Write out only the tail of the records, beginning at the line containing "Read out every word on this page." and including the last line, exactly as written.

(Stored dataset items)
-- BEGIN --
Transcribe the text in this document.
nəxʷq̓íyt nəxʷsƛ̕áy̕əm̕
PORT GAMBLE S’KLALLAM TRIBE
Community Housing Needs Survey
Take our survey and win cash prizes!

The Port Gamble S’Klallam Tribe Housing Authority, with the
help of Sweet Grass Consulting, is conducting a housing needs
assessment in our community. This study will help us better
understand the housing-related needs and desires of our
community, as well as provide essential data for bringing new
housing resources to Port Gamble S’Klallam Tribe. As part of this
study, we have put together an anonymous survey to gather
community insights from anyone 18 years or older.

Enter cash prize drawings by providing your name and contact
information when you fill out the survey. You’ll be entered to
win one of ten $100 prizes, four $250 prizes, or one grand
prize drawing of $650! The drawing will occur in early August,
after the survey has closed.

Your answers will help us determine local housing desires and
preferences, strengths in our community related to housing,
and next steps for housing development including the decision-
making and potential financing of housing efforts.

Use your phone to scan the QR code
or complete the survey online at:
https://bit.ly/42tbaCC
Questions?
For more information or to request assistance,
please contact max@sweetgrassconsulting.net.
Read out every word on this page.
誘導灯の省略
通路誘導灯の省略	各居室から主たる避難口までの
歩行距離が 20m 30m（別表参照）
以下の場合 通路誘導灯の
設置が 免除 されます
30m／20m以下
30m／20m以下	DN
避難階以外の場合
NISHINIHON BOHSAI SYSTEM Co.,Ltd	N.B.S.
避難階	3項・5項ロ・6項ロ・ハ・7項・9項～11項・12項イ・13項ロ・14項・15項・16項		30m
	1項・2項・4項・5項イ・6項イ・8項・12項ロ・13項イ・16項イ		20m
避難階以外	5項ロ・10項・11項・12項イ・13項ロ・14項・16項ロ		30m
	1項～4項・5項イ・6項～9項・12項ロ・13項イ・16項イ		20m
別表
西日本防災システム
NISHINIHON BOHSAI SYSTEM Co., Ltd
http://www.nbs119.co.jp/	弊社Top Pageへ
-- END --
Output of the task:
Read out every word on this page.
誘導灯の省略
通路誘導灯の省略	各居室から主たる避難口までの
歩行距離が 20m 30m（別表参照）
以下の場合 通路誘導灯の
設置が 免除 されます
30m／20m以下
30m／20m以下	DN
避難階以外の場合
NISHINIHON BOHSAI SYSTEM Co.,Ltd	N.B.S.
避難階	3項・5項ロ・6項ロ・ハ・7項・9項～11項・12項イ・13項ロ・14項・15項・16項		30m
	1項・2項・4項・5項イ・6項イ・8項・12項ロ・13項イ・16項イ		20m
避難階以外	5項ロ・10項・11項・12項イ・13項ロ・14項・16項ロ		30m
	1項～4項・5項イ・6項～9項・12項ロ・13項イ・16項イ		20m
別表
西日本防災システム
NISHINIHON BOHSAI SYSTEM Co., Ltd
http://www.nbs119.co.jp/	弊社Top Pageへ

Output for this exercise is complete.